───── INPUT ─────
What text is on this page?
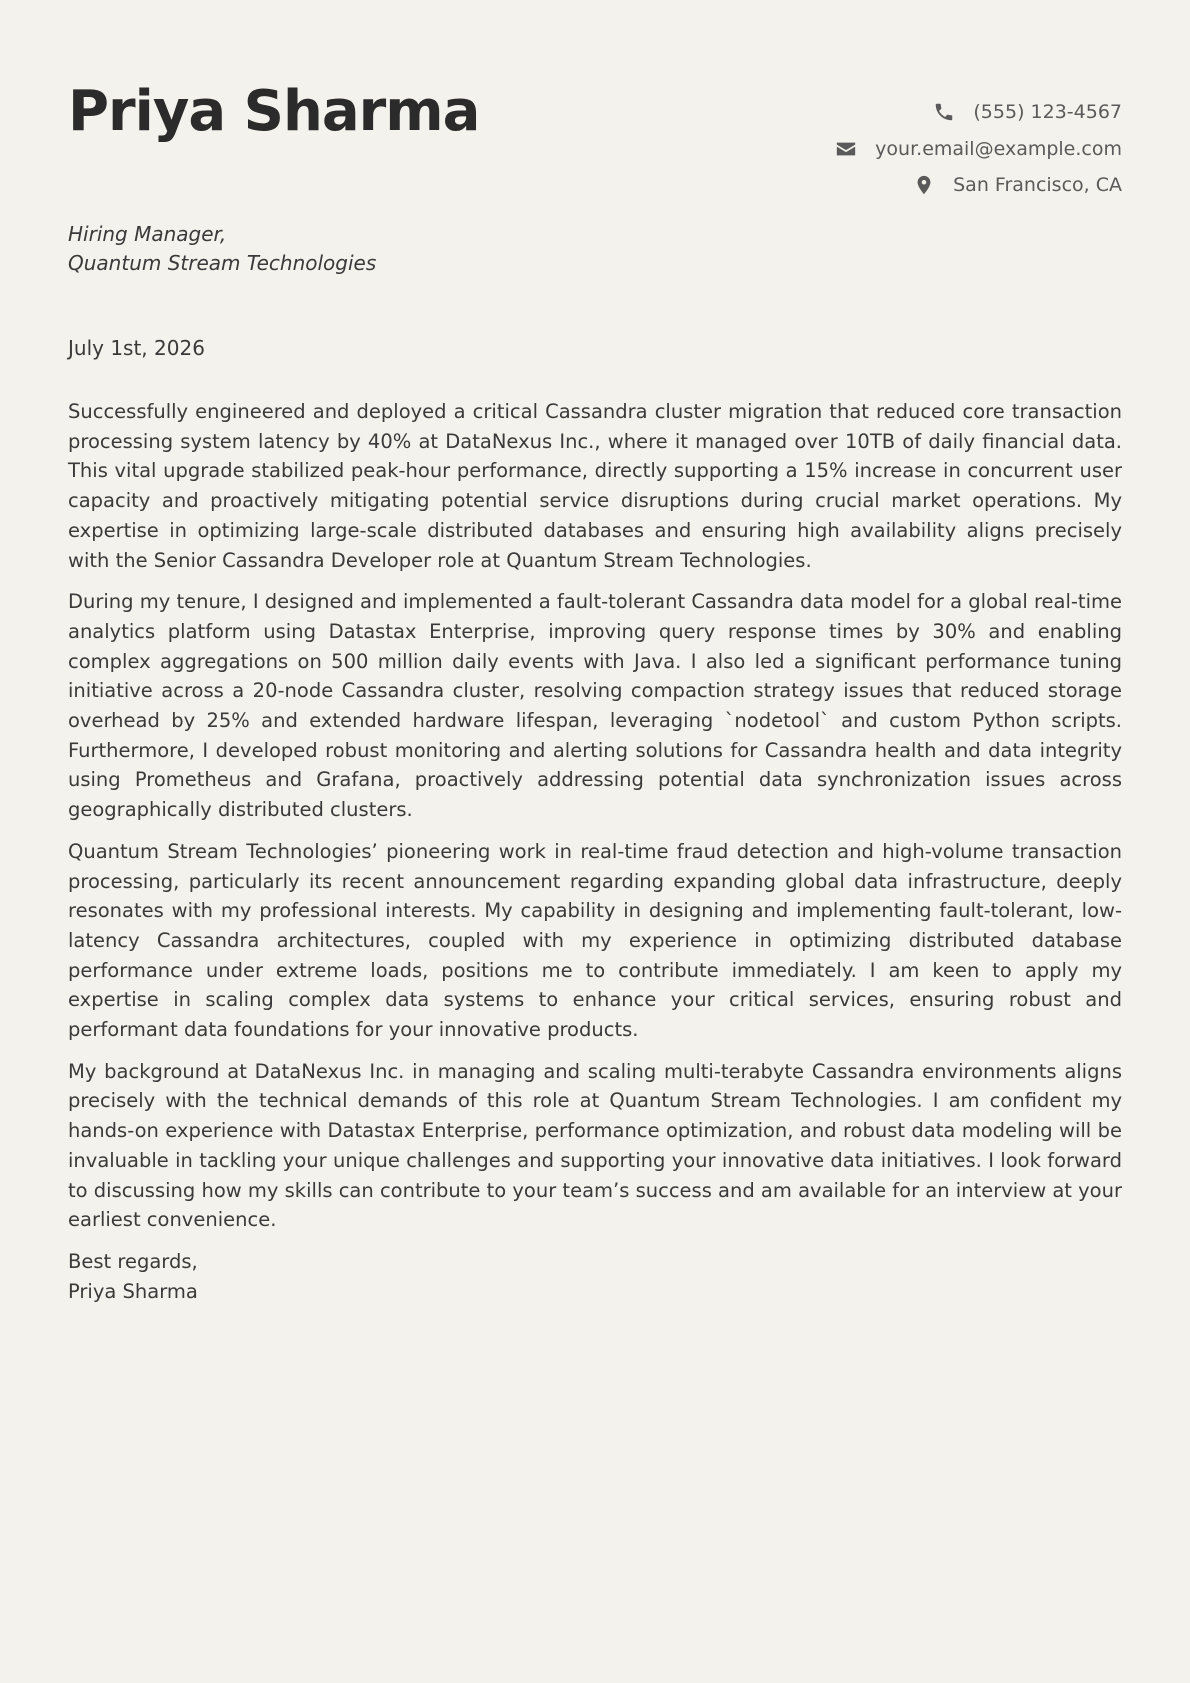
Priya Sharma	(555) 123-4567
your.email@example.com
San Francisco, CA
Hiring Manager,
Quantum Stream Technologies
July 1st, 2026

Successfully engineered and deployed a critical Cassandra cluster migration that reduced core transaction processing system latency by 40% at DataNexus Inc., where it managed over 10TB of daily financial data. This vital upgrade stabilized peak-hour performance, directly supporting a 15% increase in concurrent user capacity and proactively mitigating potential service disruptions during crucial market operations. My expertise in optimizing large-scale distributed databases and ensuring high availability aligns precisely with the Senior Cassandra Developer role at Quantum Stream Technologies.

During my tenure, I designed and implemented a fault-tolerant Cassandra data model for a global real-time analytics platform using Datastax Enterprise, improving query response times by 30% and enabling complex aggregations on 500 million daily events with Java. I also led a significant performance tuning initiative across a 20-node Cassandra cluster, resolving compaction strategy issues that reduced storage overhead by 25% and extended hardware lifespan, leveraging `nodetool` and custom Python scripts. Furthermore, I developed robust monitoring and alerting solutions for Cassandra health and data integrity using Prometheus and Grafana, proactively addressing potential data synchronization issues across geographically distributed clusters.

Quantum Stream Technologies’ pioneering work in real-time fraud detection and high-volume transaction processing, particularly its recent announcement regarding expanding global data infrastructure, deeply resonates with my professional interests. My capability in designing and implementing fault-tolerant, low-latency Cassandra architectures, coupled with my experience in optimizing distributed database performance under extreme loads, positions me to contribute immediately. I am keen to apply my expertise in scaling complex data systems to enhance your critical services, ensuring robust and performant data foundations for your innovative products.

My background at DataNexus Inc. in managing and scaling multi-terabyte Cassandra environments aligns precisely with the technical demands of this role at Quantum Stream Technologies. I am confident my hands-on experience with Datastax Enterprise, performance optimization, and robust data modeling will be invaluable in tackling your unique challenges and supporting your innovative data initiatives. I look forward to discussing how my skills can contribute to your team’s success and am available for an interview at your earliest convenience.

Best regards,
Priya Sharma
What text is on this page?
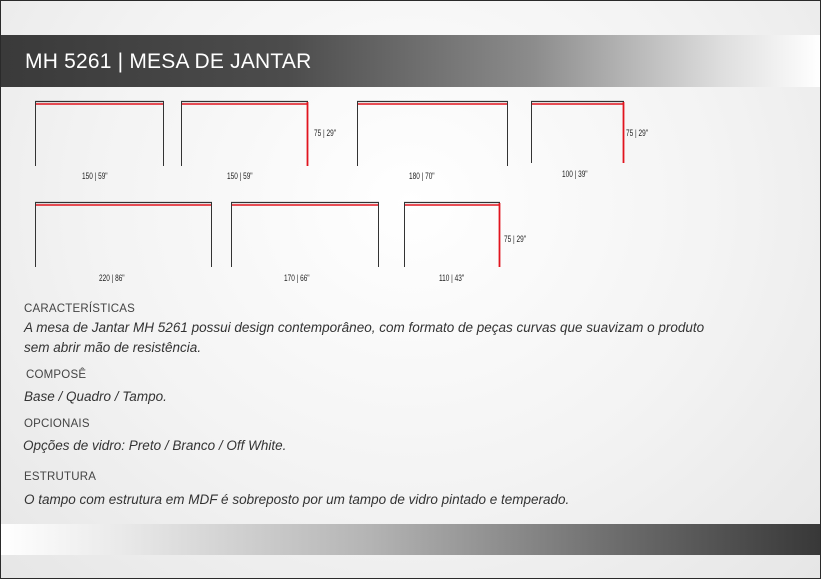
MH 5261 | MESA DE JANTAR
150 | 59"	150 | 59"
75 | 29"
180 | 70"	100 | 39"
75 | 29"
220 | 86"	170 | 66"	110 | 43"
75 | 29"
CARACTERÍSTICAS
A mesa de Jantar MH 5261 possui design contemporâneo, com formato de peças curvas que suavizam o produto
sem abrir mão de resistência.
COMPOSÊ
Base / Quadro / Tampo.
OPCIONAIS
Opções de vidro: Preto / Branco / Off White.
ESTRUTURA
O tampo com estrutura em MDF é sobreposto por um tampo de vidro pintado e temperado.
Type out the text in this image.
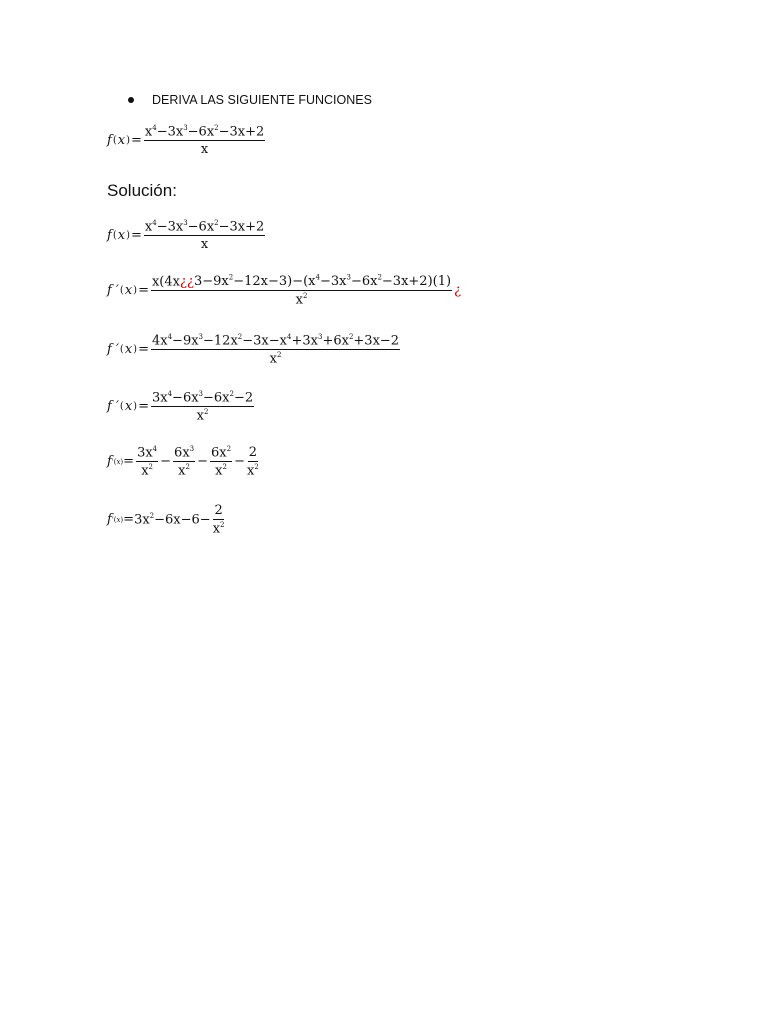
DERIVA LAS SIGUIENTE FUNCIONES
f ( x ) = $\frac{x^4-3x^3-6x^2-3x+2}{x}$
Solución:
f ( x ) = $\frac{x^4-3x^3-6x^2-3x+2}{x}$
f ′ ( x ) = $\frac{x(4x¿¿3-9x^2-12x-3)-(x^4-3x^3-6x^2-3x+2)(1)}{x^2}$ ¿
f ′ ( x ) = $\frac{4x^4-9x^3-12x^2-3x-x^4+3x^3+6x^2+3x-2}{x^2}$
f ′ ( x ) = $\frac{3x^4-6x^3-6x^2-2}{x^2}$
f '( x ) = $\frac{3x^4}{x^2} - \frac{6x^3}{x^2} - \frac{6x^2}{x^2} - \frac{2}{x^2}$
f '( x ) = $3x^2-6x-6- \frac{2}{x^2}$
─────
───── INPUT ─────
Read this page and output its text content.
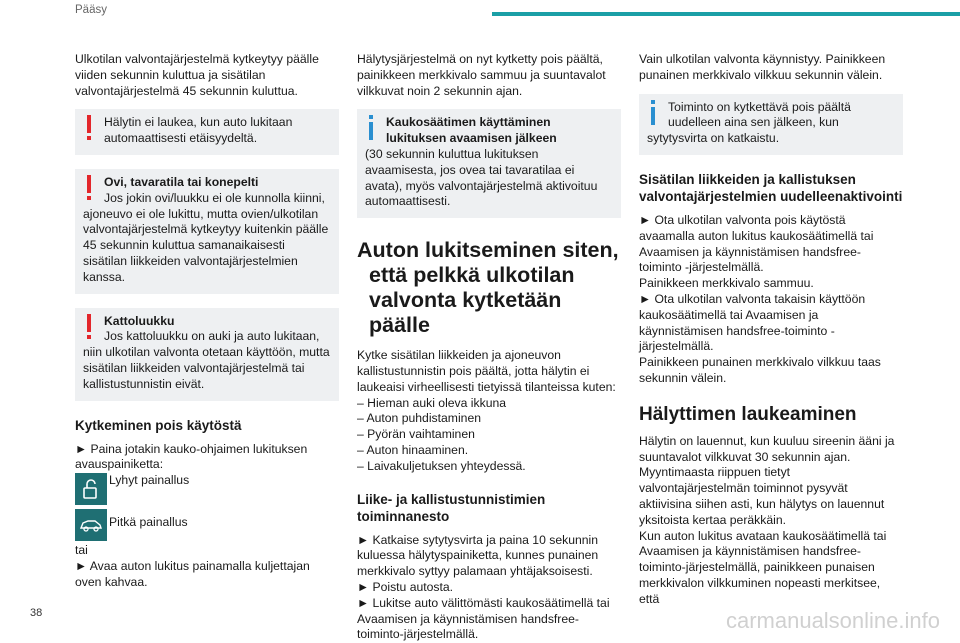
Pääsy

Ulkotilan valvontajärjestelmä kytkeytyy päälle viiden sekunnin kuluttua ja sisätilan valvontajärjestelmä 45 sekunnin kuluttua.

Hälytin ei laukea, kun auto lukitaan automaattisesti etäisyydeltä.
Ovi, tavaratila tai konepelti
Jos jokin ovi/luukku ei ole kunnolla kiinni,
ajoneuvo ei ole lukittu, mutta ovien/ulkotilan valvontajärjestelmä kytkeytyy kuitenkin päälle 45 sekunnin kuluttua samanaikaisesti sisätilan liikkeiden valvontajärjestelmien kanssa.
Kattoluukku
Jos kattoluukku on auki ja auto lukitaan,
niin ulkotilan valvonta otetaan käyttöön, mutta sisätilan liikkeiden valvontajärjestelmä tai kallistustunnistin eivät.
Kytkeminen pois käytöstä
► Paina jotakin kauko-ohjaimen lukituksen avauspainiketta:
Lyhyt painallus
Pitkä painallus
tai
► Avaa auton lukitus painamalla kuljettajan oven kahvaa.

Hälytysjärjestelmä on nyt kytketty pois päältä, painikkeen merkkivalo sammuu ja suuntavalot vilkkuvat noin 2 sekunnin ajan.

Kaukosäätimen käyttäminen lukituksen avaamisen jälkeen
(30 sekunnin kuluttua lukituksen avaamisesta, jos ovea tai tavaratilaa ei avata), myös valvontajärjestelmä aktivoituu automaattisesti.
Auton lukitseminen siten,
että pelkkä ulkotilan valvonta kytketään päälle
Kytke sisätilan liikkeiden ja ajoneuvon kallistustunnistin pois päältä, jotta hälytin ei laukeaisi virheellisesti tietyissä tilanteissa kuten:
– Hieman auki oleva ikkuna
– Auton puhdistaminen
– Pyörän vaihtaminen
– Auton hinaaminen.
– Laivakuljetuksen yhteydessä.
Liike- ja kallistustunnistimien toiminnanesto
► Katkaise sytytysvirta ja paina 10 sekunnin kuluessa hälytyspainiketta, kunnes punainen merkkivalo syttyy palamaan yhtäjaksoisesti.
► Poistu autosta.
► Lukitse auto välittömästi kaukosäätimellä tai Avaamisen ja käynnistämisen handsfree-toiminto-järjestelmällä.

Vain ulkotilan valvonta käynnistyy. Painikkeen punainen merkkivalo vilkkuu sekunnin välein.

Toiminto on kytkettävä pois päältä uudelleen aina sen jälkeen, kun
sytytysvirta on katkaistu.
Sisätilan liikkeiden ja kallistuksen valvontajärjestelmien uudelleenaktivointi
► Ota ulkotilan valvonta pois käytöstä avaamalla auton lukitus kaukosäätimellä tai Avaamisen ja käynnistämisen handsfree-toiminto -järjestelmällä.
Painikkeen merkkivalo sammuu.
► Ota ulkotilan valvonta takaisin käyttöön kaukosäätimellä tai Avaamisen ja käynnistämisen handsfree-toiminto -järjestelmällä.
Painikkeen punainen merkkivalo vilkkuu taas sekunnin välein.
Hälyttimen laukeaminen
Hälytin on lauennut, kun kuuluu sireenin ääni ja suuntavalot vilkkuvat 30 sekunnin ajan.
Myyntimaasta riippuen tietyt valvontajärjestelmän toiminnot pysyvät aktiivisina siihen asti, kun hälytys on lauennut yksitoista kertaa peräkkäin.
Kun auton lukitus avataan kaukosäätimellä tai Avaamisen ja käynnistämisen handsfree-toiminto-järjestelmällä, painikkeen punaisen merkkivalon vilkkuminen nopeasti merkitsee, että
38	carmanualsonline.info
─────
Identify each line holding the string "expertise", and copy it out.

[WORKED SOLUTION]
Successfully engineered and deployed a critical Cassandra cluster migration that reduced core transaction processing system latency by 40% at DataNexus Inc., where it managed over 10TB of daily financial data. This vital upgrade stabilized peak-hour performance, directly supporting a 15% increase in concurrent user capacity and proactively mitigating potential service disruptions during crucial market operations. My expertise in optimizing large-scale distributed databases and ensuring high availability aligns precisely with the Senior Cassandra Developer role at Quantum Stream Technologies.
Quantum Stream Technologies’ pioneering work in real-time fraud detection and high-volume transaction processing, particularly its recent announcement regarding expanding global data infrastructure, deeply resonates with my professional interests. My capability in designing and implementing fault-tolerant, low-latency Cassandra architectures, coupled with my experience in optimizing distributed database performance under extreme loads, positions me to contribute immediately. I am keen to apply my expertise in scaling complex data systems to enhance your critical services, ensuring robust and performant data foundations for your innovative products.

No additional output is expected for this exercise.